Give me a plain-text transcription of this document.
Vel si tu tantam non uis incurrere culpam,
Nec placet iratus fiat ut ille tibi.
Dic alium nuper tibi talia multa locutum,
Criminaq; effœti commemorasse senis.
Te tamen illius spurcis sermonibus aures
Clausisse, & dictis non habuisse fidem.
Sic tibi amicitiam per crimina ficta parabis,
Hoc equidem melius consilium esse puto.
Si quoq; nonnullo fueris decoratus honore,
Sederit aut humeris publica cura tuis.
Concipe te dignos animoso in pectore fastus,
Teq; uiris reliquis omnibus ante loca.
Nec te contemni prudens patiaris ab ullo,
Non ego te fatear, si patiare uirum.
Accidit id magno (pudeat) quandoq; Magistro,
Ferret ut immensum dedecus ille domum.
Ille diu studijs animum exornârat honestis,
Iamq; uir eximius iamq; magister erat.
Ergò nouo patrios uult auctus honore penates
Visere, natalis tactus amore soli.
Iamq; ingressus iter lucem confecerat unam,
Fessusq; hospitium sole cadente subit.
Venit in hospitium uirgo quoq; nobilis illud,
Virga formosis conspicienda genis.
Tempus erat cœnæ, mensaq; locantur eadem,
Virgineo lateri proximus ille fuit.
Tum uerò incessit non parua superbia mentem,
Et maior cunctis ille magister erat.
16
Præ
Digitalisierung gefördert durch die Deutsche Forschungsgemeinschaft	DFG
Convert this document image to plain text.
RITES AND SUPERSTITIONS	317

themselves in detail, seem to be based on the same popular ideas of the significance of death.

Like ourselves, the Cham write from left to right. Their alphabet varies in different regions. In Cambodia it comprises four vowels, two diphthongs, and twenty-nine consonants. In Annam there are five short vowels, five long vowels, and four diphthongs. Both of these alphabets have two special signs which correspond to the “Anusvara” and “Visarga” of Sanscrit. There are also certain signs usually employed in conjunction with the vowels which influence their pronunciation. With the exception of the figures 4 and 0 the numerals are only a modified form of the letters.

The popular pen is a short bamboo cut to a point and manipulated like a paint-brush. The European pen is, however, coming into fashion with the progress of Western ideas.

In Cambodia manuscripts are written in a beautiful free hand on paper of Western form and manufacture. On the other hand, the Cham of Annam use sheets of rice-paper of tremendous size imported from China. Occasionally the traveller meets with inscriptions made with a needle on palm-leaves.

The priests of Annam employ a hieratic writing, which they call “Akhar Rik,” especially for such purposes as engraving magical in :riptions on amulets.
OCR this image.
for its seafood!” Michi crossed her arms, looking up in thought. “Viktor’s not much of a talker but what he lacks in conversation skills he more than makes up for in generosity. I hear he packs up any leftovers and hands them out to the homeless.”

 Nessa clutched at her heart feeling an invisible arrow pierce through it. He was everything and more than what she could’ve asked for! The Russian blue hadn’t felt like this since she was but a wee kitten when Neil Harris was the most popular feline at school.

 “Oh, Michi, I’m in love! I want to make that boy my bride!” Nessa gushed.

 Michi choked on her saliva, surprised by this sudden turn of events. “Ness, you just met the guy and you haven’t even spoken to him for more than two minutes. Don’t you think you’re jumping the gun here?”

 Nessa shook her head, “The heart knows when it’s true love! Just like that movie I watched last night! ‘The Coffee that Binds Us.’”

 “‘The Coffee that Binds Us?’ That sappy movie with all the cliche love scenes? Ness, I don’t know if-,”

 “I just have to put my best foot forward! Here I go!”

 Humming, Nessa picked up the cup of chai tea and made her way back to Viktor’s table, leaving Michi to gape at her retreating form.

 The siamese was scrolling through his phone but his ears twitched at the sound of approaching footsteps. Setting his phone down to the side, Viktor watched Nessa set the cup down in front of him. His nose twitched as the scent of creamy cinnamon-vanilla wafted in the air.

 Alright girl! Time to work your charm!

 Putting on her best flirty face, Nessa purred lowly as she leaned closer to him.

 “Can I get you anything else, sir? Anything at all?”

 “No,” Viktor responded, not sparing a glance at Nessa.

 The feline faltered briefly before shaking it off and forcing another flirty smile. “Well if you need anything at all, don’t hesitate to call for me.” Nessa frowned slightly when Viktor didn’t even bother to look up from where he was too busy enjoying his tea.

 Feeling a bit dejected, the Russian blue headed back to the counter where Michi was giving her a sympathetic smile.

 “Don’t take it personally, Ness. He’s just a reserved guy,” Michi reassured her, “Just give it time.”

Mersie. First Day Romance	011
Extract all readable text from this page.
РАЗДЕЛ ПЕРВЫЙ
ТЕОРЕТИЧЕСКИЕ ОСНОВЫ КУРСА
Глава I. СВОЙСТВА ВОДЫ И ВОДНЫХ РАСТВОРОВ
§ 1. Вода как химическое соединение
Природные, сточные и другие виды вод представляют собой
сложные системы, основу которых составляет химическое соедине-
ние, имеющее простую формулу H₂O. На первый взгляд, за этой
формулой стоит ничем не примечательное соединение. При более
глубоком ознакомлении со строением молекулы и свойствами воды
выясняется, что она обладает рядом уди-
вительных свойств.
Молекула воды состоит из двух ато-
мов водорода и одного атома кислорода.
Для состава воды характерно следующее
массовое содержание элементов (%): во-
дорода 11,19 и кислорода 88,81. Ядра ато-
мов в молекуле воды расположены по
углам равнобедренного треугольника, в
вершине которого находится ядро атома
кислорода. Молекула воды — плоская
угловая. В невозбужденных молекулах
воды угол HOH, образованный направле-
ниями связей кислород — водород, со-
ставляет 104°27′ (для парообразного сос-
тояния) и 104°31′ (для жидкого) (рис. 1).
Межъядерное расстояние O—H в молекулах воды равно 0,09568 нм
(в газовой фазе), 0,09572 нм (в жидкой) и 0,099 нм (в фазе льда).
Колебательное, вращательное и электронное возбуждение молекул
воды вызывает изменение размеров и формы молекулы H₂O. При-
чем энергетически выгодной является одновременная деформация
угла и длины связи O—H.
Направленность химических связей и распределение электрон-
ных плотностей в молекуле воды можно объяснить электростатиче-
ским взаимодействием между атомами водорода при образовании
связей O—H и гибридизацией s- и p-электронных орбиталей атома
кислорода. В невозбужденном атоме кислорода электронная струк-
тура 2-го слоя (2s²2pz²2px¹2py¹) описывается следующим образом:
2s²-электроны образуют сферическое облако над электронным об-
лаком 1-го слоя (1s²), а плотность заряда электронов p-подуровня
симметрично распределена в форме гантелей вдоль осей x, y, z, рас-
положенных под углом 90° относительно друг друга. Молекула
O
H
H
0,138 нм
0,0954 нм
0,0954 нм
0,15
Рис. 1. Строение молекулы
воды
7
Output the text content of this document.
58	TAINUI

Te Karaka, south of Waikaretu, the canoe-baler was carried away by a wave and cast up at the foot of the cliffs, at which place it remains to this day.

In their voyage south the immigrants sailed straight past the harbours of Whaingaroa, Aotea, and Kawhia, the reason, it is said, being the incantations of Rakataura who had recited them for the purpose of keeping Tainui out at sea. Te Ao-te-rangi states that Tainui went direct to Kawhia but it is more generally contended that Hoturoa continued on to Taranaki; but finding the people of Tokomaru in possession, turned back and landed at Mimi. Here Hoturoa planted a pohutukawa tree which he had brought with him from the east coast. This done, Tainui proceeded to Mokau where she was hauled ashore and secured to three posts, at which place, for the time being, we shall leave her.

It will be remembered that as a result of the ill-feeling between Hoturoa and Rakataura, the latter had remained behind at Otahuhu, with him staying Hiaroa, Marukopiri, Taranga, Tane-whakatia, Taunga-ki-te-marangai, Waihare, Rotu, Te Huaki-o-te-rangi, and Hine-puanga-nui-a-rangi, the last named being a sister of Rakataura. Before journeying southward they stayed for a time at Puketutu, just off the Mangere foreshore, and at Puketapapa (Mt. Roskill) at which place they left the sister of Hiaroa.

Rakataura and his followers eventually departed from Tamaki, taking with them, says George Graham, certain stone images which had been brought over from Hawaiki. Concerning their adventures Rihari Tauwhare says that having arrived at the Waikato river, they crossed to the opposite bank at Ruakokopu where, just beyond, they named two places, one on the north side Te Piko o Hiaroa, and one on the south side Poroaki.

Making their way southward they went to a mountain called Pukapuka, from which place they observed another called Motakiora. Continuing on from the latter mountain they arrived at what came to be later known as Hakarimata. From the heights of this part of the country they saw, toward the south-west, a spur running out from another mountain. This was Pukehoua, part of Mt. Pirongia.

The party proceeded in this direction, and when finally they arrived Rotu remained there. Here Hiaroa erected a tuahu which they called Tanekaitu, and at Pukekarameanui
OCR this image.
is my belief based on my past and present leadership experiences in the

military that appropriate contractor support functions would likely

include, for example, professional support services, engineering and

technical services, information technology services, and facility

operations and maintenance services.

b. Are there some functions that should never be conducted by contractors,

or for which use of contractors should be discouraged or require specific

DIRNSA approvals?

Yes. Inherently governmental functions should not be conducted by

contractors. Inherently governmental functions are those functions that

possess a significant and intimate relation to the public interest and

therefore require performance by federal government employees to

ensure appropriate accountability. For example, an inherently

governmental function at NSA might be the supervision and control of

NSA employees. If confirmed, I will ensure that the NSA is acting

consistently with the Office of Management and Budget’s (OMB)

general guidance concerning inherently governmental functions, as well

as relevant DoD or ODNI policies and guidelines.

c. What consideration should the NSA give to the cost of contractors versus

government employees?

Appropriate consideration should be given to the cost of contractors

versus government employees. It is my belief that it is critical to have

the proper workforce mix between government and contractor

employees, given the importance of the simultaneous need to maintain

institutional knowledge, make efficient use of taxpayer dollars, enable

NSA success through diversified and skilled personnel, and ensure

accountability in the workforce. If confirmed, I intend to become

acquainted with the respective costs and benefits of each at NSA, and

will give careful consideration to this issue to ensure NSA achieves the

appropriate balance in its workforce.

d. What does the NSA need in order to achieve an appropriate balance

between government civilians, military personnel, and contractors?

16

• _WRITTEN PROBLEM_
Your task is to list each line of the records with the word "require".

• _SOLUTION TO THIS PROBLEM_
or for which use of contractors should be discouraged or require specific
therefore require performance by federal government employees to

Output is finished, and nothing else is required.